> [Exercise objective] Seek out every line containing the word "ylabel", and copy each.

> [Given information]
-------------------------

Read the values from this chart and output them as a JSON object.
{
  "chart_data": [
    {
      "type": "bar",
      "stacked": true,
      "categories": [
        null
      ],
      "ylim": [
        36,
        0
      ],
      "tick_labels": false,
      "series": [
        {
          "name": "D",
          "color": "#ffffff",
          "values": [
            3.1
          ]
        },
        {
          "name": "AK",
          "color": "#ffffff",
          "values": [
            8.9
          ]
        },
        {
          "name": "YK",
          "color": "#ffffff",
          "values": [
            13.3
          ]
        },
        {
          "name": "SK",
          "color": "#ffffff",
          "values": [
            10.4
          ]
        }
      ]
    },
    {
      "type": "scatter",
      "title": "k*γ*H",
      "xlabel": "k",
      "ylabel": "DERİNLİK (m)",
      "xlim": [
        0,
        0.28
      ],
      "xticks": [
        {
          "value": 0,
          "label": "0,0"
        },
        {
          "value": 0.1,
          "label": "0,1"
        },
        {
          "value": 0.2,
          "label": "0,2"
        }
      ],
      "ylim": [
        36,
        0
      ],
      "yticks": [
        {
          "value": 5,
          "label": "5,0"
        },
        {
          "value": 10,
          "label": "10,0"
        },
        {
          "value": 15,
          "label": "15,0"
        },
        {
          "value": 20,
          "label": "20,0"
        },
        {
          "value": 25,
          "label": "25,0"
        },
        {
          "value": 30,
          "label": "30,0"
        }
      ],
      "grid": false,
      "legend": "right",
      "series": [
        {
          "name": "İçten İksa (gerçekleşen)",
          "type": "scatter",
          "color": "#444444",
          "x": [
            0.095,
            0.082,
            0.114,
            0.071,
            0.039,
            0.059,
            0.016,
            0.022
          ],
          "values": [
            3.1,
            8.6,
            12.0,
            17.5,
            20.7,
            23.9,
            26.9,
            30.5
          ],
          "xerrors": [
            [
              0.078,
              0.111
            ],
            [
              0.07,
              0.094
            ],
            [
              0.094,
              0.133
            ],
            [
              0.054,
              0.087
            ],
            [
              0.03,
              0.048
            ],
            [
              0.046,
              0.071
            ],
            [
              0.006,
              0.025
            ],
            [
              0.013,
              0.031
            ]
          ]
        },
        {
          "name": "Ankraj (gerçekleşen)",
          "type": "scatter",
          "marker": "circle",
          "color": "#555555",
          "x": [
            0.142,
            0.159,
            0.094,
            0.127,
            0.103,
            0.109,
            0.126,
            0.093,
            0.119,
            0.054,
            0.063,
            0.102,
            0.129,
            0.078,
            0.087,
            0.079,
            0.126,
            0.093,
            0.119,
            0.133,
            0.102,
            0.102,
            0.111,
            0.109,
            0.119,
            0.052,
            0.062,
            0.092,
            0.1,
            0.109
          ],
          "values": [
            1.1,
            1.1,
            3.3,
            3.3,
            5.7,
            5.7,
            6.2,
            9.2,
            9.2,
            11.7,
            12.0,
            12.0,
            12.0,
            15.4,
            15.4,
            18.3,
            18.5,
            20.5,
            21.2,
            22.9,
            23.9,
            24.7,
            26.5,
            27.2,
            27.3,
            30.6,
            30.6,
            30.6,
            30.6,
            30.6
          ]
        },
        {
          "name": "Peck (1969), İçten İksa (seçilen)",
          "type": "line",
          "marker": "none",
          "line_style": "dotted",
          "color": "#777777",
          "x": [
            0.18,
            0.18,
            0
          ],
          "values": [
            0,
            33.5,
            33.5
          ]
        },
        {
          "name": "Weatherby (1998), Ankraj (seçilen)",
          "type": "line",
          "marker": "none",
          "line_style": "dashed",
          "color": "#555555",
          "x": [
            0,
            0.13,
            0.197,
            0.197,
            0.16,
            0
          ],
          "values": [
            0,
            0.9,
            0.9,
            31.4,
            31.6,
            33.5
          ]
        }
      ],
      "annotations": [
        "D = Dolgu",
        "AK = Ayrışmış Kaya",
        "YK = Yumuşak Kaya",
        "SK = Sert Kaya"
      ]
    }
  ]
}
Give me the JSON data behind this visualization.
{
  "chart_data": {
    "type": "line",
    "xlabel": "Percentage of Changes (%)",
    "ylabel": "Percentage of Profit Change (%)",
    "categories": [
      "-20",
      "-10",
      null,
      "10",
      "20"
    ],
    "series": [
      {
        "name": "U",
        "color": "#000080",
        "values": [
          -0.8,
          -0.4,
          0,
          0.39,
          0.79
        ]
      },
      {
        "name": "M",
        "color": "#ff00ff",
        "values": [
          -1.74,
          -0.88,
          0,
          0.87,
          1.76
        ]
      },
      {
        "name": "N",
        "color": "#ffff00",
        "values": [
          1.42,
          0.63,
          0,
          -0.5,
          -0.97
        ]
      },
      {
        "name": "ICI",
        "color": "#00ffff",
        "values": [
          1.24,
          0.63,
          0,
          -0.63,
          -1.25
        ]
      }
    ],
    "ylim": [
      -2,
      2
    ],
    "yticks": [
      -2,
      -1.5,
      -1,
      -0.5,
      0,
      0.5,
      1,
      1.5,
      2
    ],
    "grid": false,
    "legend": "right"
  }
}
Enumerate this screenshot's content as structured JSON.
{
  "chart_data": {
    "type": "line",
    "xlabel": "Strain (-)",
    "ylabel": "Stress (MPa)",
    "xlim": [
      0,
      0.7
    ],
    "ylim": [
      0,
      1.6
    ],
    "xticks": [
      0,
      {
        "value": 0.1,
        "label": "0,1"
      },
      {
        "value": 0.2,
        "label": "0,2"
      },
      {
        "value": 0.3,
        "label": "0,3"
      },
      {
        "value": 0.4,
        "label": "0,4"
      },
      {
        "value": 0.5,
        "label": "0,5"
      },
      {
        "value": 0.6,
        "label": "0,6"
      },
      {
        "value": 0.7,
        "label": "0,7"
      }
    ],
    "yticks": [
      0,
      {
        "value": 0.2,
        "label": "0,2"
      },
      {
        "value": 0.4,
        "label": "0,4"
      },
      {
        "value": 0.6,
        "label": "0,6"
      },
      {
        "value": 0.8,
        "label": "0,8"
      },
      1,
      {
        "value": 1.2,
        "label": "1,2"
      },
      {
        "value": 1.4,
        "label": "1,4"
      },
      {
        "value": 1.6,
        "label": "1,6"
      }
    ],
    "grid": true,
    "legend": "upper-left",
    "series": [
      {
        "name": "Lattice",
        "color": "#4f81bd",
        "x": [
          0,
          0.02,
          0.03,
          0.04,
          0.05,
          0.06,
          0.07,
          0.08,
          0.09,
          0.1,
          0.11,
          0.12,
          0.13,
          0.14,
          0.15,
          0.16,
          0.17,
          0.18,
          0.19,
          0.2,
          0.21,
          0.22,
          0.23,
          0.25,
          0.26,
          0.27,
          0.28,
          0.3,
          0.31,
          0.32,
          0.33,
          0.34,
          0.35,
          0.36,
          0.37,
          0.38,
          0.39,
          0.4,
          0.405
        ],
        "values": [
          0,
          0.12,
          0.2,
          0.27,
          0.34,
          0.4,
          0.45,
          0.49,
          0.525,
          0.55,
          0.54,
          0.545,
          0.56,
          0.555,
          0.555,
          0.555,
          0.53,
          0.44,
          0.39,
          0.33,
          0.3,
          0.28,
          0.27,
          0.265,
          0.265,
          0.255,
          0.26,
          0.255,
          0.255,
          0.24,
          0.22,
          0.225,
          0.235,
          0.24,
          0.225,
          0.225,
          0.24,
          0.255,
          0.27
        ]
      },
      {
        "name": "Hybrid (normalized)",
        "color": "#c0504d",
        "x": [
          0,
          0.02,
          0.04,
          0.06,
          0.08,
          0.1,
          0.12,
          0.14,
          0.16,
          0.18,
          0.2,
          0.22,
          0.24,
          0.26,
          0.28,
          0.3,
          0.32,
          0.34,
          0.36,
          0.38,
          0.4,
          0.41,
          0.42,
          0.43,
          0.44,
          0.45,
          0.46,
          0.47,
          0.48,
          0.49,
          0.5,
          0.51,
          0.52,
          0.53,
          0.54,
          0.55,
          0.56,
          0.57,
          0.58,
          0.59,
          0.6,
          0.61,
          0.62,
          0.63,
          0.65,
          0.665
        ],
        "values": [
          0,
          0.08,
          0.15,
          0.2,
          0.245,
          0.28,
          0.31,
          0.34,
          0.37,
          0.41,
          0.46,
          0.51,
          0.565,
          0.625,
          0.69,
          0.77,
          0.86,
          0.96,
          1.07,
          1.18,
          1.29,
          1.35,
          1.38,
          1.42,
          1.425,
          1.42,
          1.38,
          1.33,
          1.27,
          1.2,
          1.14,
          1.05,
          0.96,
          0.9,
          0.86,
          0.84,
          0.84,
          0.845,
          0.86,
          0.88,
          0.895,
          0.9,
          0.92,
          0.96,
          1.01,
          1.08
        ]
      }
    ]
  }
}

-------------------------

> [Written reply]
      "ylabel": "DERİNLİK (m)",
    "ylabel": "Percentage of Profit Change (%)",
    "ylabel": "Stress (MPa)",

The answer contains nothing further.